**Data for the task:**
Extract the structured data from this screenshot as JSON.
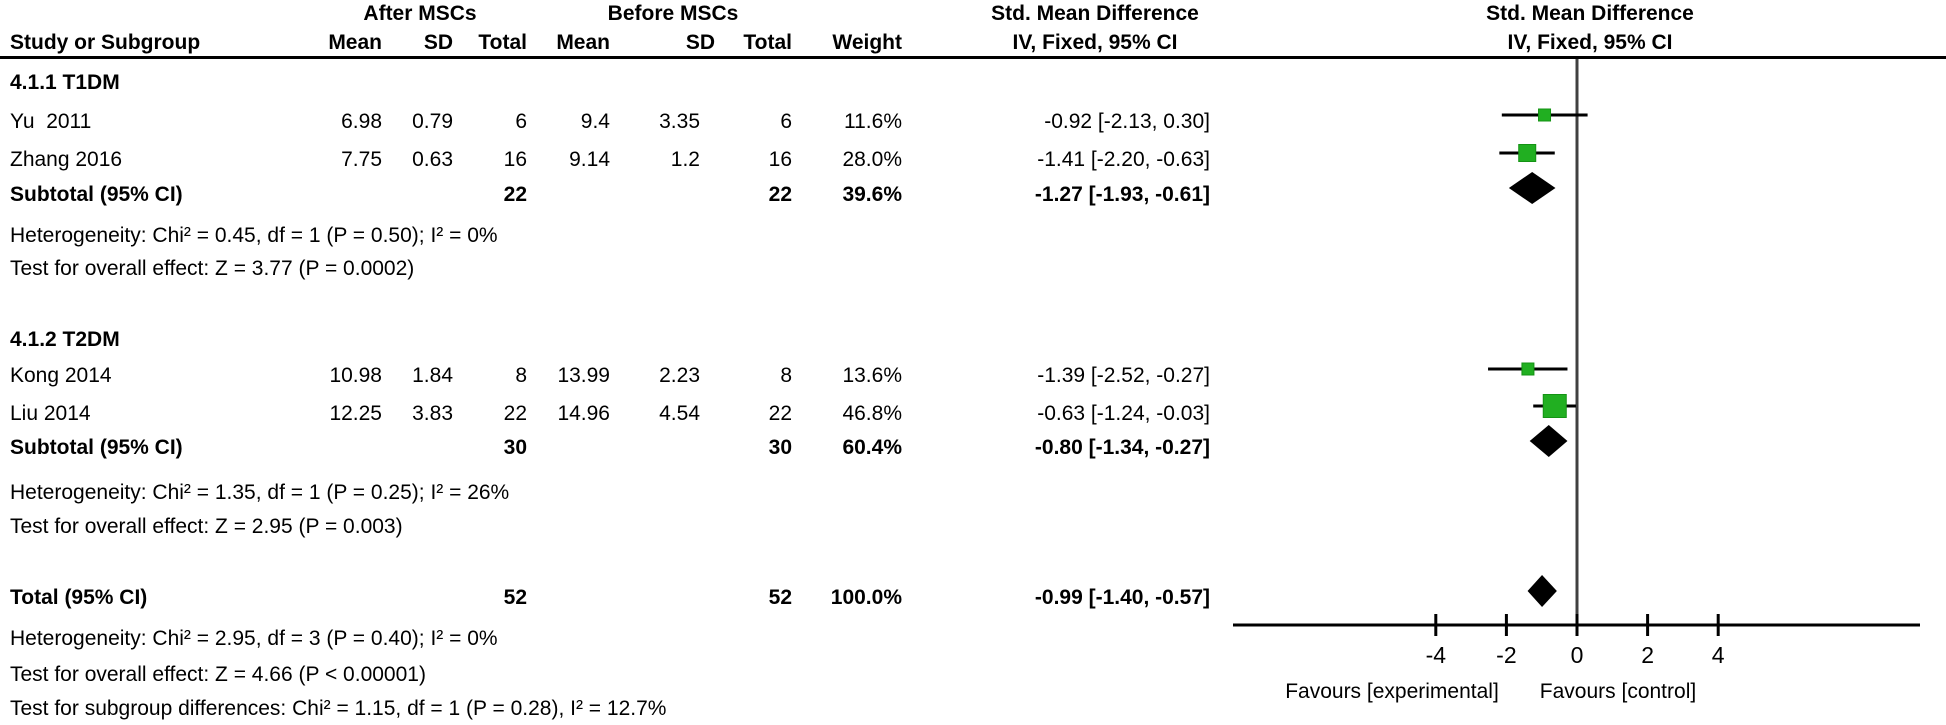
{
  "colors": {
    "marker_green": "#21AF21",
    "marker_green_border": "#149314",
    "diamond_black": "#000000",
    "zero_line_gray": "#404040",
    "line_black": "#000000"
  },
  "table": {
    "group_headers": {
      "after": "After MSCs",
      "before": "Before MSCs",
      "smd_text": "Std. Mean Difference",
      "smd_plot": "Std. Mean Difference"
    },
    "col_headers": {
      "study": "Study or Subgroup",
      "mean1": "Mean",
      "sd1": "SD",
      "total1": "Total",
      "mean2": "Mean",
      "sd2": "SD",
      "total2": "Total",
      "weight": "Weight",
      "ci_text": "IV, Fixed, 95% CI",
      "ci_plot": "IV, Fixed, 95% CI"
    },
    "section1_label": "4.1.1 T1DM",
    "section2_label": "4.1.2 T2DM",
    "rows": {
      "yu": {
        "study": "Yu  2011",
        "mean1": "6.98",
        "sd1": "0.79",
        "total1": "6",
        "mean2": "9.4",
        "sd2": "3.35",
        "total2": "6",
        "weight": "11.6%",
        "ci": "-0.92 [-2.13, 0.30]"
      },
      "zhang": {
        "study": "Zhang 2016",
        "mean1": "7.75",
        "sd1": "0.63",
        "total1": "16",
        "mean2": "9.14",
        "sd2": "1.2",
        "total2": "16",
        "weight": "28.0%",
        "ci": "-1.41 [-2.20, -0.63]"
      },
      "t1_sub": {
        "study": "Subtotal (95% CI)",
        "total1": "22",
        "total2": "22",
        "weight": "39.6%",
        "ci": "-1.27 [-1.93, -0.61]"
      },
      "kong": {
        "study": "Kong 2014",
        "mean1": "10.98",
        "sd1": "1.84",
        "total1": "8",
        "mean2": "13.99",
        "sd2": "2.23",
        "total2": "8",
        "weight": "13.6%",
        "ci": "-1.39 [-2.52, -0.27]"
      },
      "liu": {
        "study": "Liu 2014",
        "mean1": "12.25",
        "sd1": "3.83",
        "total1": "22",
        "mean2": "14.96",
        "sd2": "4.54",
        "total2": "22",
        "weight": "46.8%",
        "ci": "-0.63 [-1.24, -0.03]"
      },
      "t2_sub": {
        "study": "Subtotal (95% CI)",
        "total1": "30",
        "total2": "30",
        "weight": "60.4%",
        "ci": "-0.80 [-1.34, -0.27]"
      },
      "total": {
        "study": "Total (95% CI)",
        "total1": "52",
        "total2": "52",
        "weight": "100.0%",
        "ci": "-0.99 [-1.40, -0.57]"
      }
    },
    "footers": {
      "t1_het": "Heterogeneity: Chi² = 0.45, df = 1 (P = 0.50); I² = 0%",
      "t1_test": "Test for overall effect: Z = 3.77 (P = 0.0002)",
      "t2_het": "Heterogeneity: Chi² = 1.35, df = 1 (P = 0.25); I² = 26%",
      "t2_test": "Test for overall effect: Z = 2.95 (P = 0.003)",
      "total_het": "Heterogeneity: Chi² = 2.95, df = 3 (P = 0.40); I² = 0%",
      "total_test": "Test for overall effect: Z = 4.66 (P < 0.00001)",
      "subgroup_test": "Test for subgroup differences: Chi² = 1.15, df = 1 (P = 0.28), I² = 12.7%"
    }
  },
  "chart_data": {
    "type": "forest",
    "effect_measure": "Std. Mean Difference",
    "method": "IV, Fixed, 95% CI",
    "axis_ticks": [
      -4,
      -2,
      0,
      2,
      4
    ],
    "axis_range": [
      -9.7,
      9.7
    ],
    "favours_left": "Favours [experimental]",
    "favours_right": "Favours [control]",
    "studies": [
      {
        "id": "yu",
        "label": "Yu 2011",
        "smd": -0.92,
        "ci_low": -2.13,
        "ci_high": 0.3,
        "weight_pct": 11.6
      },
      {
        "id": "zhang",
        "label": "Zhang 2016",
        "smd": -1.41,
        "ci_low": -2.2,
        "ci_high": -0.63,
        "weight_pct": 28.0
      },
      {
        "id": "kong",
        "label": "Kong 2014",
        "smd": -1.39,
        "ci_low": -2.52,
        "ci_high": -0.27,
        "weight_pct": 13.6
      },
      {
        "id": "liu",
        "label": "Liu 2014",
        "smd": -0.63,
        "ci_low": -1.24,
        "ci_high": -0.03,
        "weight_pct": 46.8
      }
    ],
    "diamonds": [
      {
        "id": "t1_sub",
        "label": "Subtotal T1DM (95% CI)",
        "smd": -1.27,
        "ci_low": -1.93,
        "ci_high": -0.61
      },
      {
        "id": "t2_sub",
        "label": "Subtotal T2DM (95% CI)",
        "smd": -0.8,
        "ci_low": -1.34,
        "ci_high": -0.27
      },
      {
        "id": "total",
        "label": "Total (95% CI)",
        "smd": -0.99,
        "ci_low": -1.4,
        "ci_high": -0.57
      }
    ]
  }
}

**Task statement:** Using the entries above, return each line that includes the word "Fixed".

**Full response:**
      "ci_text": "IV, Fixed, 95% CI",
      "ci_plot": "IV, Fixed, 95% CI"
    "method": "IV, Fixed, 95% CI",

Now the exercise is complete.